• [TASK INSTRUCTIONS]:
Write out these lines again, substituting "Drawing size" for every "Patent image size" and keeping everything else the same. Omit the pictures from your answer.

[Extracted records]
┏━━

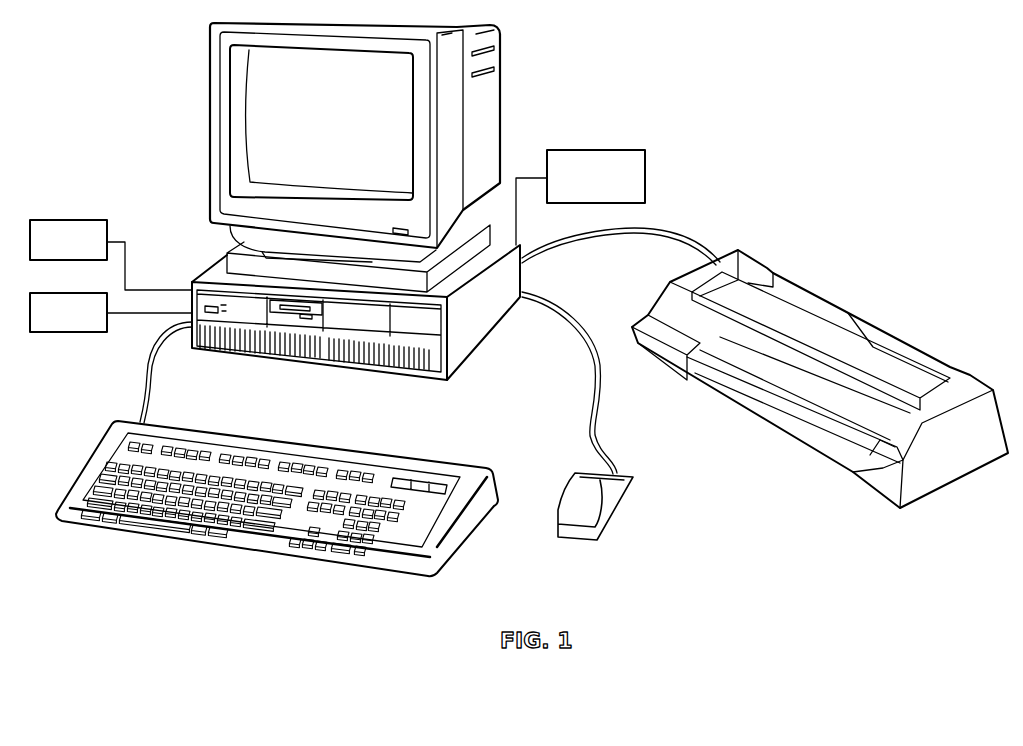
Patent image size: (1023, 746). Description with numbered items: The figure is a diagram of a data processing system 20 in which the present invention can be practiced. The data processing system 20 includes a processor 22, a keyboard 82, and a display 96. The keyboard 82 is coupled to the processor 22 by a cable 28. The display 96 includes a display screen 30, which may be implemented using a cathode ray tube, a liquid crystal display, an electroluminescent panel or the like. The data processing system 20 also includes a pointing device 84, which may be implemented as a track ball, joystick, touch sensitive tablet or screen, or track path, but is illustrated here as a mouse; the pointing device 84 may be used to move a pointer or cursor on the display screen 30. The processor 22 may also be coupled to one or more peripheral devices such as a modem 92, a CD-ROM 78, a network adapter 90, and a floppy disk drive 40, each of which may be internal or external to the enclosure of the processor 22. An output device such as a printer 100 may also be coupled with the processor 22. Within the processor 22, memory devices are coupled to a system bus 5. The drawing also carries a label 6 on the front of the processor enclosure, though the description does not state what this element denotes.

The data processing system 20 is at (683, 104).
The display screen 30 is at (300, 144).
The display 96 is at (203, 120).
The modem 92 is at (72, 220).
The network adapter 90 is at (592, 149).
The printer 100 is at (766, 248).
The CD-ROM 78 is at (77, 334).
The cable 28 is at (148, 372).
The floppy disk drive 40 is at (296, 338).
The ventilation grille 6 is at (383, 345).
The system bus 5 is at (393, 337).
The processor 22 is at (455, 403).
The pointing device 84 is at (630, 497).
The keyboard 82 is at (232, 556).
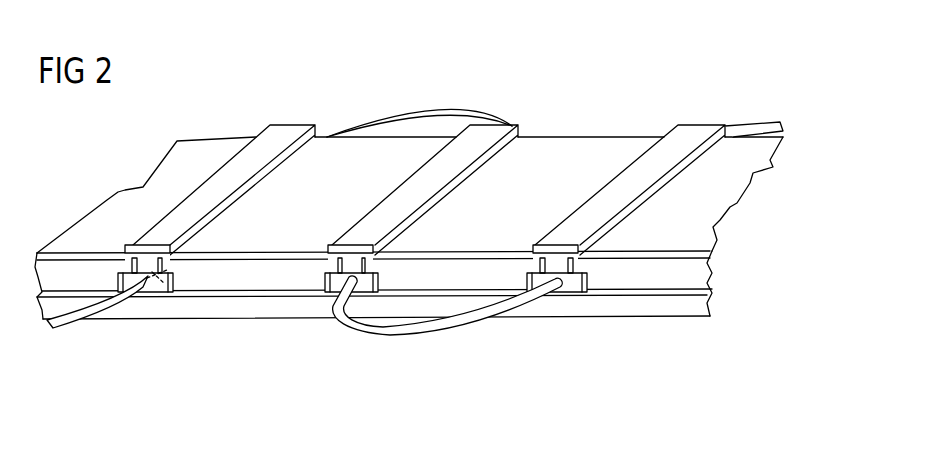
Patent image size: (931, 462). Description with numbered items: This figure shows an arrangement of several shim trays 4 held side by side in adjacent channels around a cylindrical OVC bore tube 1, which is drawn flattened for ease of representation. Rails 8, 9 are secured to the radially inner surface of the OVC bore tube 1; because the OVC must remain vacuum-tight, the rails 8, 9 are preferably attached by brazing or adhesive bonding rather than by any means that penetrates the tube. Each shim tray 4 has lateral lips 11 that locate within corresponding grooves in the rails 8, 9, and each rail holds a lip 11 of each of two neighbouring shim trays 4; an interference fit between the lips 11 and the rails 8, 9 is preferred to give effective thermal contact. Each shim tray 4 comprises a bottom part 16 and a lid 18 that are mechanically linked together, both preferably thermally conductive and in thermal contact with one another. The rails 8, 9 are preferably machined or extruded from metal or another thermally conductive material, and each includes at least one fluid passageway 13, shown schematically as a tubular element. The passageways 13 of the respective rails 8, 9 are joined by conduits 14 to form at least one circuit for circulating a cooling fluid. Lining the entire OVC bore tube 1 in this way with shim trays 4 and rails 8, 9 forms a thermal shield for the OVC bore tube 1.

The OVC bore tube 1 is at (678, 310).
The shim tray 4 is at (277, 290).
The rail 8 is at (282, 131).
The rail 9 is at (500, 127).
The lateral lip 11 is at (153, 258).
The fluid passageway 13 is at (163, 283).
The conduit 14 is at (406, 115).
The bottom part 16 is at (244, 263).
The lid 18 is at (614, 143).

┗━━

• [THE RESULT]:
Drawing size: (1023, 746). Description with numbered items: The figure is a diagram of a data processing system 20 in which the present invention can be practiced. The data processing system 20 includes a processor 22, a keyboard 82, and a display 96. The keyboard 82 is coupled to the processor 22 by a cable 28. The display 96 includes a display screen 30, which may be implemented using a cathode ray tube, a liquid crystal display, an electroluminescent panel or the like. The data processing system 20 also includes a pointing device 84, which may be implemented as a track ball, joystick, touch sensitive tablet or screen, or track path, but is illustrated here as a mouse; the pointing device 84 may be used to move a pointer or cursor on the display screen 30. The processor 22 may also be coupled to one or more peripheral devices such as a modem 92, a CD-ROM 78, a network adapter 90, and a floppy disk drive 40, each of which may be internal or external to the enclosure of the processor 22. An output device such as a printer 100 may also be coupled with the processor 22. Within the processor 22, memory devices are coupled to a system bus 5. The drawing also carries a label 6 on the front of the processor enclosure, though the description does not state what this element denotes.

The data processing system 20 is at (683, 104).
The display screen 30 is at (300, 144).
The display 96 is at (203, 120).
The modem 92 is at (72, 220).
The network adapter 90 is at (592, 149).
The printer 100 is at (766, 248).
The CD-ROM 78 is at (77, 334).
The cable 28 is at (148, 372).
The floppy disk drive 40 is at (296, 338).
The ventilation grille 6 is at (383, 345).
The system bus 5 is at (393, 337).
The processor 22 is at (455, 403).
The pointing device 84 is at (630, 497).
The keyboard 82 is at (232, 556).
Drawing size: (931, 462). Description with numbered items: This figure shows an arrangement of several shim trays 4 held side by side in adjacent channels around a cylindrical OVC bore tube 1, which is drawn flattened for ease of representation. Rails 8, 9 are secured to the radially inner surface of the OVC bore tube 1; because the OVC must remain vacuum-tight, the rails 8, 9 are preferably attached by brazing or adhesive bonding rather than by any means that penetrates the tube. Each shim tray 4 has lateral lips 11 that locate within corresponding grooves in the rails 8, 9, and each rail holds a lip 11 of each of two neighbouring shim trays 4; an interference fit between the lips 11 and the rails 8, 9 is preferred to give effective thermal contact. Each shim tray 4 comprises a bottom part 16 and a lid 18 that are mechanically linked together, both preferably thermally conductive and in thermal contact with one another. The rails 8, 9 are preferably machined or extruded from metal or another thermally conductive material, and each includes at least one fluid passageway 13, shown schematically as a tubular element. The passageways 13 of the respective rails 8, 9 are joined by conduits 14 to form at least one circuit for circulating a cooling fluid. Lining the entire OVC bore tube 1 in this way with shim trays 4 and rails 8, 9 forms a thermal shield for the OVC bore tube 1.

The OVC bore tube 1 is at (678, 310).
The shim tray 4 is at (277, 290).
The rail 8 is at (282, 131).
The rail 9 is at (500, 127).
The lateral lip 11 is at (153, 258).
The fluid passageway 13 is at (163, 283).
The conduit 14 is at (406, 115).
The bottom part 16 is at (244, 263).
The lid 18 is at (614, 143).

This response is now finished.